### Available data
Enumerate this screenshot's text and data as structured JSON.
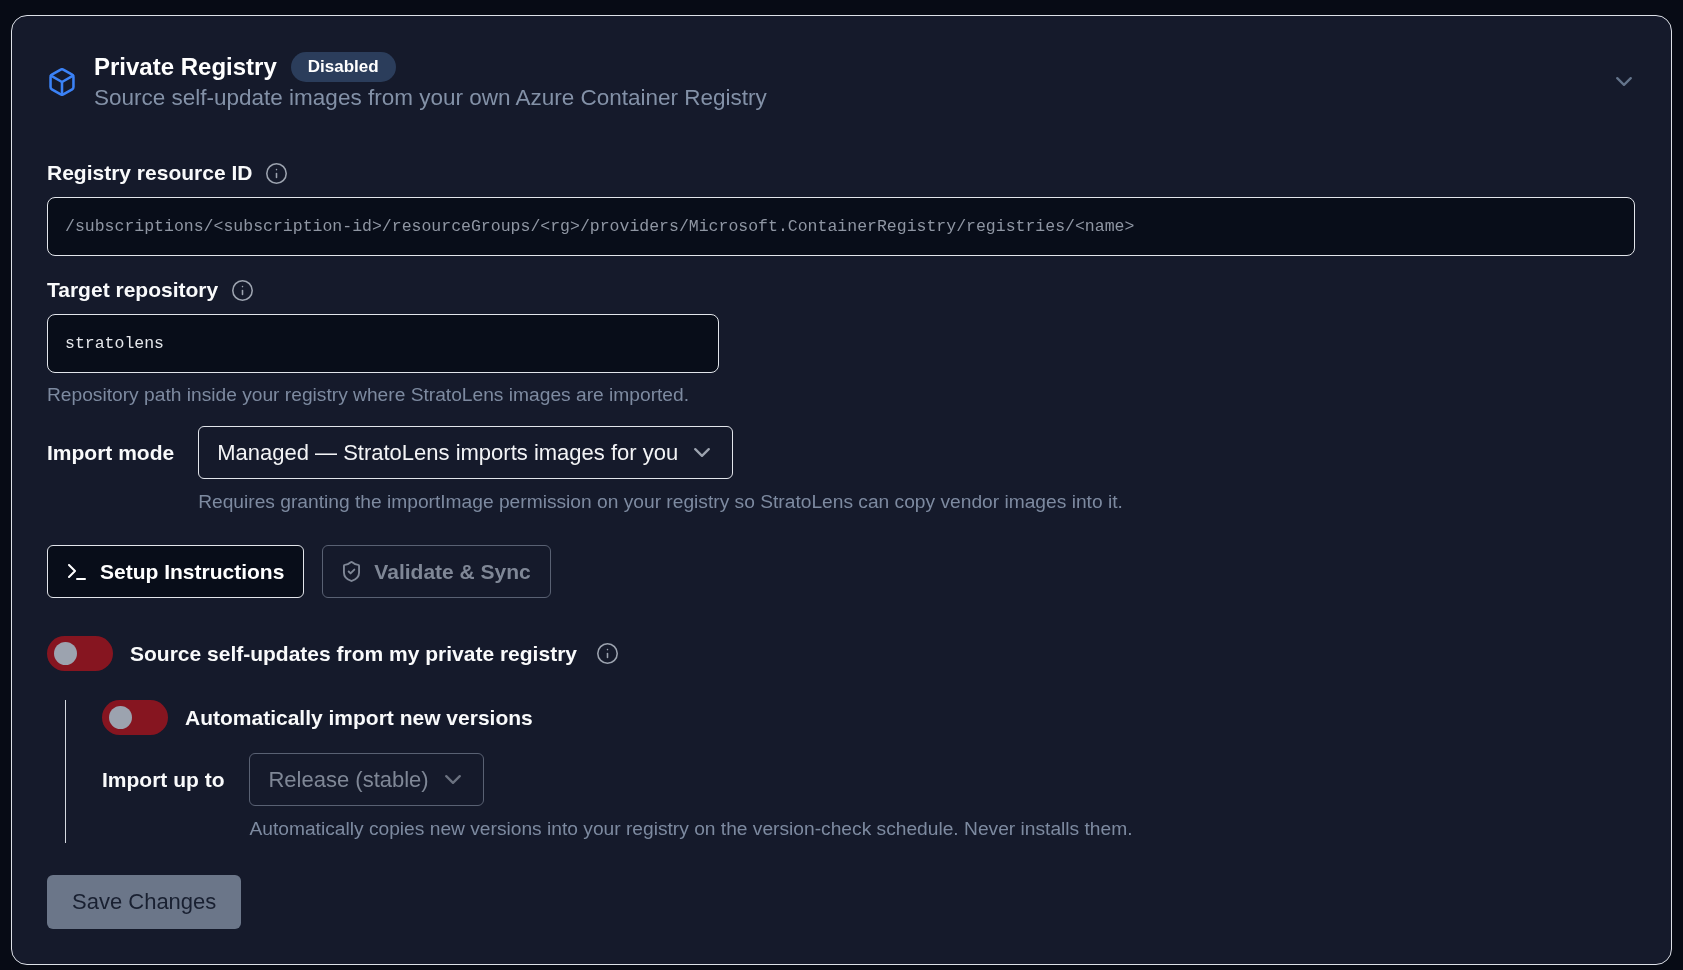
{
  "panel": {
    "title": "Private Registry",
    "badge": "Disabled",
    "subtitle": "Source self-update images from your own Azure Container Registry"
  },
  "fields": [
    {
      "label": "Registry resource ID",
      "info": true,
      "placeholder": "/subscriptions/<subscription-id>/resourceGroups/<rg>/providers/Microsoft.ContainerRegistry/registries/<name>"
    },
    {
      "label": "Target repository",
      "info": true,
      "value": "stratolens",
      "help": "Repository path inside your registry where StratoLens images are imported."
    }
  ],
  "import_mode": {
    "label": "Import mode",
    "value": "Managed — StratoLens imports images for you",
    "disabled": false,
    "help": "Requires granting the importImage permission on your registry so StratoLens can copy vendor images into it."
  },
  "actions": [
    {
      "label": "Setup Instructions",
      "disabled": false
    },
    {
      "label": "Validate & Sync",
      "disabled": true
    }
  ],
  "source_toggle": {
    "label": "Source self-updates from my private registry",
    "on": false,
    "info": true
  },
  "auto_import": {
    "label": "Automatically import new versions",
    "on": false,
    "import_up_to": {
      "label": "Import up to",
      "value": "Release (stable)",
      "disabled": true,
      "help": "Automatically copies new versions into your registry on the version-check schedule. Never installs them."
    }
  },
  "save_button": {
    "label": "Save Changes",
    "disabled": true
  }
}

### Direction
Repeat the records word for word. Any picture in them should be left out.

### Solution
Enumerate this screenshot's text and data as structured JSON.
{
  "panel": {
    "title": "Private Registry",
    "badge": "Disabled",
    "subtitle": "Source self-update images from your own Azure Container Registry"
  },
  "fields": [
    {
      "label": "Registry resource ID",
      "info": true,
      "placeholder": "/subscriptions/<subscription-id>/resourceGroups/<rg>/providers/Microsoft.ContainerRegistry/registries/<name>"
    },
    {
      "label": "Target repository",
      "info": true,
      "value": "stratolens",
      "help": "Repository path inside your registry where StratoLens images are imported."
    }
  ],
  "import_mode": {
    "label": "Import mode",
    "value": "Managed — StratoLens imports images for you",
    "disabled": false,
    "help": "Requires granting the importImage permission on your registry so StratoLens can copy vendor images into it."
  },
  "actions": [
    {
      "label": "Setup Instructions",
      "disabled": false
    },
    {
      "label": "Validate & Sync",
      "disabled": true
    }
  ],
  "source_toggle": {
    "label": "Source self-updates from my private registry",
    "on": false,
    "info": true
  },
  "auto_import": {
    "label": "Automatically import new versions",
    "on": false,
    "import_up_to": {
      "label": "Import up to",
      "value": "Release (stable)",
      "disabled": true,
      "help": "Automatically copies new versions into your registry on the version-check schedule. Never installs them."
    }
  },
  "save_button": {
    "label": "Save Changes",
    "disabled": true
  }
}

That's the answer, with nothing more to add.